* Exercise instructions *
Write out every record in full, exactly as written, please.

[Saved entries]
BEGIN

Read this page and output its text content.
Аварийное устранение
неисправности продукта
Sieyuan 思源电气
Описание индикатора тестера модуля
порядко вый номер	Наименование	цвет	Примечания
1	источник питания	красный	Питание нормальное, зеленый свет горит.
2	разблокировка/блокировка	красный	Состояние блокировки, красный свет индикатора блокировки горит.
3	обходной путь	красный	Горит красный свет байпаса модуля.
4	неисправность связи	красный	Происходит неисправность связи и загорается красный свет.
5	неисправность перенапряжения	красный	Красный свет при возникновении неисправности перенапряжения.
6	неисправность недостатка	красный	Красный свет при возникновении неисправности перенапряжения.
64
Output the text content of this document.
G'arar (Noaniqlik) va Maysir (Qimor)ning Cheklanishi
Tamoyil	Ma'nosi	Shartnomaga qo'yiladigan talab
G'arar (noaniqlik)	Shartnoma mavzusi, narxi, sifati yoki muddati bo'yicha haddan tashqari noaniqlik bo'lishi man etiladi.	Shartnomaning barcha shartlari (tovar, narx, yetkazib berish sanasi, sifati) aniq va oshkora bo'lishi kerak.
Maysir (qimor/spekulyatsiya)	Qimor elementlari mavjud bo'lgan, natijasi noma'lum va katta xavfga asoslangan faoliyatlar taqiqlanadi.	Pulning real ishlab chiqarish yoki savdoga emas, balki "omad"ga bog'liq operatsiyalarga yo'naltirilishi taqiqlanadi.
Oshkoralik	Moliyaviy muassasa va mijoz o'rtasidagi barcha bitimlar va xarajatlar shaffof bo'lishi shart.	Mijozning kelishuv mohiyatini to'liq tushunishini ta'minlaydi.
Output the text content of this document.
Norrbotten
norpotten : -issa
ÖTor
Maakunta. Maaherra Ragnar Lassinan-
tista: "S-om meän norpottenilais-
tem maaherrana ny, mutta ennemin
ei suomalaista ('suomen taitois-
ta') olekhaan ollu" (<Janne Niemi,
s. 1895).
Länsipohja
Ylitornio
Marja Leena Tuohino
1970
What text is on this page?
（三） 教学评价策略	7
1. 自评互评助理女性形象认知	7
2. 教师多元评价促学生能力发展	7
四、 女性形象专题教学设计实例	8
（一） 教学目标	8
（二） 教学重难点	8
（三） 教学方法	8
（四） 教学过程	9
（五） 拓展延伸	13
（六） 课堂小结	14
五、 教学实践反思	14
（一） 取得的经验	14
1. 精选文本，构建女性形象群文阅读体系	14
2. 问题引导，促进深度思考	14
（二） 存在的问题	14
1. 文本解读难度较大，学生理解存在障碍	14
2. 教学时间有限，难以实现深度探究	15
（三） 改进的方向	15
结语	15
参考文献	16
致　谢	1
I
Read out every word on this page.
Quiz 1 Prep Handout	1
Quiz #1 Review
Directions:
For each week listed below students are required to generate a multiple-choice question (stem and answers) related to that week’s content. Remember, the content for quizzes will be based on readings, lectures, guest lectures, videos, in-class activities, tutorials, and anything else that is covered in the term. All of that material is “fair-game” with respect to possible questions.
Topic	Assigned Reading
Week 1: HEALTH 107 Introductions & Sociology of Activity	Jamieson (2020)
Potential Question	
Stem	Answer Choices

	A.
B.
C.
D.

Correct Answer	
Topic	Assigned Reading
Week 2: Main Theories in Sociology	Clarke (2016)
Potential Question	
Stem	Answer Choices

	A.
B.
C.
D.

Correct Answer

END

* Exercise solution *
Read this page and output its text content.
Аварийное устранение
неисправности продукта
Sieyuan 思源电气
Описание индикатора тестера модуля
порядко вый номер	Наименование	цвет	Примечания
1	источник питания	красный	Питание нормальное, зеленый свет горит.
2	разблокировка/блокировка	красный	Состояние блокировки, красный свет индикатора блокировки горит.
3	обходной путь	красный	Горит красный свет байпаса модуля.
4	неисправность связи	красный	Происходит неисправность связи и загорается красный свет.
5	неисправность перенапряжения	красный	Красный свет при возникновении неисправности перенапряжения.
6	неисправность недостатка	красный	Красный свет при возникновении неисправности перенапряжения.
64
Output the text content of this document.
G'arar (Noaniqlik) va Maysir (Qimor)ning Cheklanishi
Tamoyil	Ma'nosi	Shartnomaga qo'yiladigan talab
G'arar (noaniqlik)	Shartnoma mavzusi, narxi, sifati yoki muddati bo'yicha haddan tashqari noaniqlik bo'lishi man etiladi.	Shartnomaning barcha shartlari (tovar, narx, yetkazib berish sanasi, sifati) aniq va oshkora bo'lishi kerak.
Maysir (qimor/spekulyatsiya)	Qimor elementlari mavjud bo'lgan, natijasi noma'lum va katta xavfga asoslangan faoliyatlar taqiqlanadi.	Pulning real ishlab chiqarish yoki savdoga emas, balki "omad"ga bog'liq operatsiyalarga yo'naltirilishi taqiqlanadi.
Oshkoralik	Moliyaviy muassasa va mijoz o'rtasidagi barcha bitimlar va xarajatlar shaffof bo'lishi shart.	Mijozning kelishuv mohiyatini to'liq tushunishini ta'minlaydi.
Output the text content of this document.
Norrbotten
norpotten : -issa
ÖTor
Maakunta. Maaherra Ragnar Lassinan-
tista: "S-om meän norpottenilais-
tem maaherrana ny, mutta ennemin
ei suomalaista ('suomen taitois-
ta') olekhaan ollu" (<Janne Niemi,
s. 1895).
Länsipohja
Ylitornio
Marja Leena Tuohino
1970
What text is on this page?
（三） 教学评价策略	7
1. 自评互评助理女性形象认知	7
2. 教师多元评价促学生能力发展	7
四、 女性形象专题教学设计实例	8
（一） 教学目标	8
（二） 教学重难点	8
（三） 教学方法	8
（四） 教学过程	9
（五） 拓展延伸	13
（六） 课堂小结	14
五、 教学实践反思	14
（一） 取得的经验	14
1. 精选文本，构建女性形象群文阅读体系	14
2. 问题引导，促进深度思考	14
（二） 存在的问题	14
1. 文本解读难度较大，学生理解存在障碍	14
2. 教学时间有限，难以实现深度探究	15
（三） 改进的方向	15
结语	15
参考文献	16
致　谢	1
I
Read out every word on this page.
Quiz 1 Prep Handout	1
Quiz #1 Review
Directions:
For each week listed below students are required to generate a multiple-choice question (stem and answers) related to that week’s content. Remember, the content for quizzes will be based on readings, lectures, guest lectures, videos, in-class activities, tutorials, and anything else that is covered in the term. All of that material is “fair-game” with respect to possible questions.
Topic	Assigned Reading
Week 1: HEALTH 107 Introductions & Sociology of Activity	Jamieson (2020)
Potential Question	
Stem	Answer Choices

	A.
B.
C.
D.

Correct Answer	
Topic	Assigned Reading
Week 2: Main Theories in Sociology	Clarke (2016)
Potential Question	
Stem	Answer Choices

	A.
B.
C.
D.

Correct Answer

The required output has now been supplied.